(Task statement) Could you convert the rows below, from the line containing "candlestick bbox=[596, 374, 601, 407]" through the line containing "candlestick bbox=[348, 171, 353, 193]", both included, into a JSON list of strings with one string per line and no blank lines?

(Data records)

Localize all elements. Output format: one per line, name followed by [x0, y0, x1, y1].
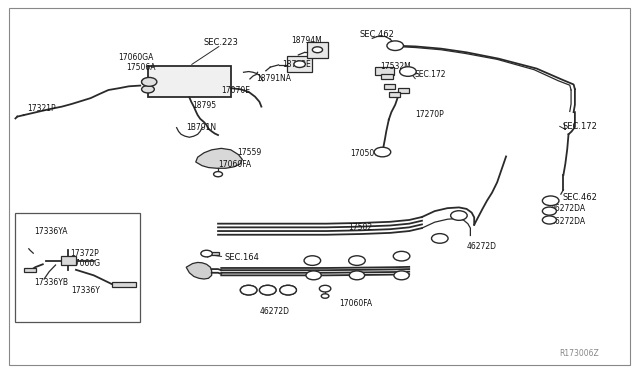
Circle shape [394, 271, 409, 280]
Text: 17070E: 17070E [221, 86, 250, 94]
Bar [381, 74, 393, 79]
Text: R173006Z: R173006Z [559, 350, 598, 359]
Text: b: b [246, 288, 251, 293]
Text: e: e [310, 258, 314, 263]
Text: e: e [312, 273, 316, 278]
Text: 46272D: 46272D [259, 307, 289, 316]
Circle shape [141, 77, 157, 86]
Text: SEC.462: SEC.462 [360, 30, 395, 39]
Text: 18794M: 18794M [291, 36, 322, 45]
Circle shape [542, 216, 556, 224]
Text: 17336YA: 17336YA [35, 227, 68, 235]
Text: 17372P: 17372P [70, 249, 99, 258]
Bar [307, 42, 328, 58]
Bar [111, 282, 136, 287]
Circle shape [304, 256, 321, 265]
Circle shape [312, 47, 323, 53]
Text: 1B791N: 1B791N [186, 123, 216, 132]
Circle shape [259, 285, 276, 295]
Circle shape [214, 171, 223, 177]
Circle shape [259, 285, 276, 295]
Text: SEC.172: SEC.172 [562, 122, 597, 131]
Text: f: f [381, 149, 384, 155]
Circle shape [431, 234, 448, 243]
Text: 18791NA: 18791NA [256, 74, 291, 83]
Text: c: c [266, 288, 269, 293]
Text: 46272D: 46272D [467, 243, 497, 251]
Text: a: a [205, 251, 209, 256]
Circle shape [542, 207, 556, 215]
Bar [287, 56, 312, 72]
Circle shape [241, 285, 257, 295]
Text: 17060GA: 17060GA [118, 53, 154, 62]
Circle shape [349, 256, 365, 265]
Bar [24, 268, 36, 272]
Text: 17060G: 17060G [70, 259, 100, 268]
Circle shape [201, 250, 212, 257]
Circle shape [387, 41, 403, 51]
Text: 17532M: 17532M [381, 61, 412, 71]
Bar [384, 84, 395, 89]
Circle shape [542, 196, 559, 206]
Circle shape [280, 285, 296, 295]
Text: 17270P: 17270P [415, 109, 444, 119]
Circle shape [451, 211, 467, 220]
Text: 18792E: 18792E [282, 60, 310, 69]
Circle shape [141, 86, 154, 93]
Text: SEC.172: SEC.172 [414, 70, 446, 79]
Bar [389, 92, 400, 97]
Bar [15, 213, 140, 322]
Polygon shape [186, 262, 212, 279]
Text: 17336Y: 17336Y [72, 286, 100, 295]
Bar [397, 88, 409, 93]
Circle shape [321, 294, 329, 298]
Circle shape [306, 271, 321, 280]
Bar [375, 67, 394, 75]
Circle shape [349, 271, 365, 280]
Text: 18795: 18795 [193, 101, 217, 110]
Text: d: d [286, 288, 290, 293]
Bar [61, 256, 76, 265]
Text: 17336YB: 17336YB [35, 278, 68, 287]
Polygon shape [196, 148, 243, 168]
Circle shape [280, 285, 296, 295]
Text: d: d [438, 236, 442, 241]
Text: 46272DA: 46272DA [550, 204, 586, 214]
Circle shape [294, 61, 305, 67]
Text: SEC.462: SEC.462 [562, 193, 597, 202]
Text: e: e [355, 273, 359, 278]
Circle shape [394, 251, 410, 261]
Text: 17050G: 17050G [351, 149, 381, 158]
Text: 17060FA: 17060FA [218, 160, 251, 169]
Text: e: e [399, 254, 403, 259]
Text: e: e [355, 258, 359, 263]
Circle shape [399, 67, 416, 76]
Text: 17559: 17559 [237, 148, 261, 157]
Bar [148, 66, 231, 97]
Circle shape [141, 78, 154, 86]
Text: h: h [406, 68, 410, 74]
Text: SEC.223: SEC.223 [204, 38, 239, 46]
Circle shape [374, 147, 391, 157]
Text: 46272DA: 46272DA [550, 217, 586, 225]
Text: 17502: 17502 [349, 223, 372, 232]
Text: h: h [393, 43, 397, 49]
Text: g: g [548, 198, 553, 204]
Circle shape [319, 285, 331, 292]
Circle shape [241, 285, 257, 295]
Text: 17060FA: 17060FA [339, 299, 372, 308]
Text: d: d [457, 213, 461, 218]
Text: SEC.164: SEC.164 [225, 253, 259, 263]
Polygon shape [204, 252, 220, 256]
Text: e: e [399, 273, 403, 278]
Text: 17506A: 17506A [126, 63, 156, 72]
Text: 17321P: 17321P [27, 104, 56, 113]
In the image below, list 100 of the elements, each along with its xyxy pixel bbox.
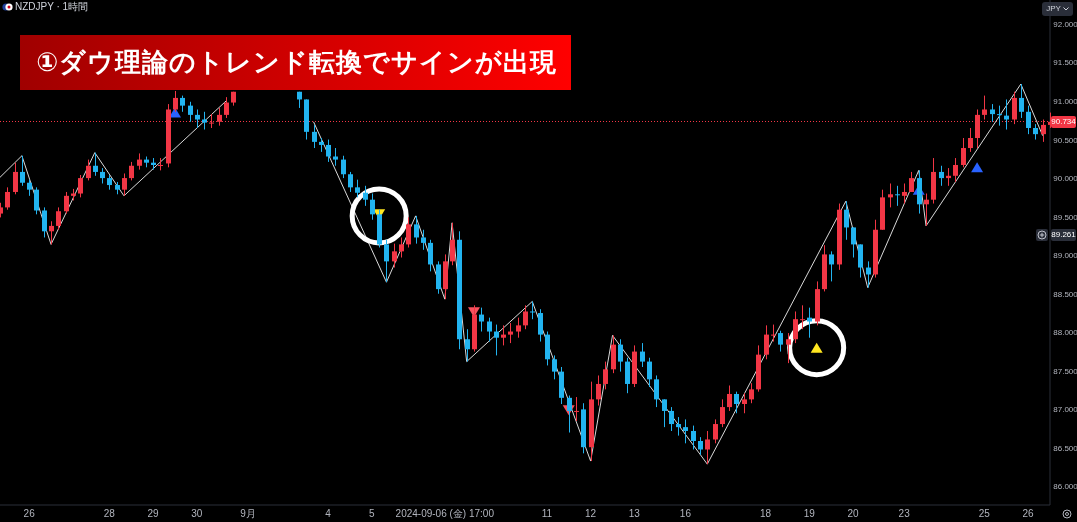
candlestick bbox=[596, 374, 601, 407]
candlestick bbox=[742, 392, 747, 414]
candlestick bbox=[508, 322, 513, 344]
y-tick-label: 92.000 bbox=[1053, 19, 1077, 29]
x-tick-label: 29 bbox=[147, 507, 160, 519]
candlestick bbox=[326, 139, 331, 163]
candlestick bbox=[1012, 91, 1017, 125]
candlestick bbox=[173, 90, 178, 113]
x-tick-label: 5 bbox=[369, 507, 376, 519]
x-tick-label: 28 bbox=[103, 507, 116, 519]
candlestick bbox=[348, 171, 353, 193]
y-tick-label: 89.000 bbox=[1053, 251, 1077, 261]
candlestick bbox=[574, 396, 579, 422]
x-tick-label: 12 bbox=[585, 507, 597, 519]
candlestick bbox=[720, 398, 725, 428]
candlestick bbox=[888, 183, 893, 208]
candlestick bbox=[567, 395, 572, 434]
y-tick-label: 88.500 bbox=[1053, 289, 1077, 299]
candlestick bbox=[421, 229, 426, 251]
candlestick bbox=[487, 317, 492, 343]
candlestick bbox=[399, 236, 404, 259]
candlestick bbox=[406, 216, 411, 248]
candlestick bbox=[771, 324, 776, 343]
candlestick bbox=[953, 157, 958, 183]
candlestick bbox=[64, 191, 69, 215]
candlestick bbox=[501, 324, 506, 346]
candlestick bbox=[654, 374, 659, 408]
point bbox=[810, 342, 823, 353]
candlestick bbox=[479, 307, 484, 333]
candlestick bbox=[224, 96, 229, 119]
x-tick-label: 18 bbox=[760, 507, 772, 519]
y-tick-label: 87.000 bbox=[1053, 405, 1077, 415]
x-tick-label: 4 bbox=[325, 507, 332, 519]
candlestick bbox=[93, 152, 98, 177]
candlestick bbox=[683, 418, 688, 444]
candlestick bbox=[858, 243, 863, 279]
candlestick bbox=[428, 239, 433, 272]
candlestick bbox=[195, 108, 200, 129]
y-axis-title: JPY bbox=[1046, 4, 1061, 14]
candlestick bbox=[895, 185, 900, 207]
candlestick bbox=[749, 382, 754, 404]
candlestick bbox=[158, 157, 163, 171]
candlestick bbox=[1004, 98, 1009, 131]
candlestick bbox=[829, 250, 834, 282]
candlestick bbox=[523, 304, 528, 330]
candlestick bbox=[807, 307, 812, 339]
candlestick bbox=[603, 361, 608, 390]
point bbox=[971, 162, 984, 173]
candlestick bbox=[939, 165, 944, 187]
candlestick bbox=[691, 425, 696, 450]
x-tick-label: 26 bbox=[23, 507, 36, 519]
chart-subtitle: NZDJPY · 1時間 bbox=[15, 1, 89, 13]
line-series bbox=[0, 100, 227, 245]
x-tick-label: 20 bbox=[847, 507, 860, 519]
candlestick bbox=[786, 332, 791, 364]
y-tick-label: 89.500 bbox=[1053, 212, 1077, 222]
candlestick bbox=[312, 124, 317, 149]
x-tick-label: 26 bbox=[1022, 507, 1035, 519]
y-tick-label: 88.000 bbox=[1053, 328, 1077, 338]
x-tick-label: 19 bbox=[803, 507, 816, 519]
x-tick-label: 11 bbox=[541, 507, 553, 519]
y-tick-label: 86.500 bbox=[1053, 443, 1077, 453]
candlestick bbox=[86, 159, 91, 181]
x-tick-label: 16 bbox=[679, 507, 692, 519]
y-tick-label: 86.000 bbox=[1053, 482, 1077, 492]
candlestick bbox=[13, 162, 18, 195]
candlestick bbox=[188, 101, 193, 123]
y-tick-label: 90.000 bbox=[1053, 174, 1077, 184]
candlestick bbox=[909, 171, 914, 193]
y-tick-label: 90.500 bbox=[1053, 135, 1077, 145]
candlestick bbox=[370, 193, 375, 221]
candlestick bbox=[618, 338, 623, 373]
candlestick bbox=[5, 186, 10, 211]
candlestick bbox=[49, 220, 54, 245]
candlestick bbox=[669, 406, 674, 432]
x-tick-label: 9月 bbox=[240, 507, 256, 519]
candlestick bbox=[764, 324, 769, 360]
candlestick bbox=[961, 137, 966, 168]
candlestick bbox=[20, 155, 25, 187]
candlestick bbox=[727, 385, 732, 412]
candlestick bbox=[34, 186, 39, 215]
candlestick bbox=[713, 418, 718, 444]
candlestick bbox=[538, 308, 543, 343]
candlestick bbox=[494, 324, 499, 356]
candlestick bbox=[78, 174, 83, 198]
y-tick-label: 87.500 bbox=[1053, 366, 1077, 376]
candlestick bbox=[414, 215, 419, 245]
candlestick bbox=[341, 155, 346, 179]
candlestick bbox=[851, 226, 856, 259]
x-tick-label: 30 bbox=[191, 507, 203, 519]
ref-line-label: 89.261 bbox=[1051, 229, 1076, 242]
y-tick-label: 91.000 bbox=[1053, 97, 1077, 106]
ref-line-label: 90.734 bbox=[1051, 115, 1076, 128]
candlestick bbox=[129, 161, 134, 181]
x-tick-label: 13 bbox=[628, 507, 641, 519]
x-tick-label: 25 bbox=[978, 507, 991, 519]
point bbox=[349, 186, 409, 246]
line-series bbox=[313, 83, 1044, 465]
candlestick bbox=[800, 304, 805, 330]
candlestick bbox=[640, 342, 645, 368]
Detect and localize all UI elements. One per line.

(Written response)
[
  "candlestick bbox=[596, 374, 601, 407]",
  "candlestick bbox=[742, 392, 747, 414]",
  "candlestick bbox=[508, 322, 513, 344]",
  "y-tick-label: 92.000 bbox=[1053, 19, 1077, 29]",
  "x-tick-label: 29 bbox=[147, 507, 160, 519]",
  "candlestick bbox=[326, 139, 331, 163]",
  "candlestick bbox=[1012, 91, 1017, 125]",
  "candlestick bbox=[173, 90, 178, 113]",
  "x-tick-label: 5 bbox=[369, 507, 376, 519]",
  "x-tick-label: 28 bbox=[103, 507, 116, 519]",
  "candlestick bbox=[348, 171, 353, 193]"
]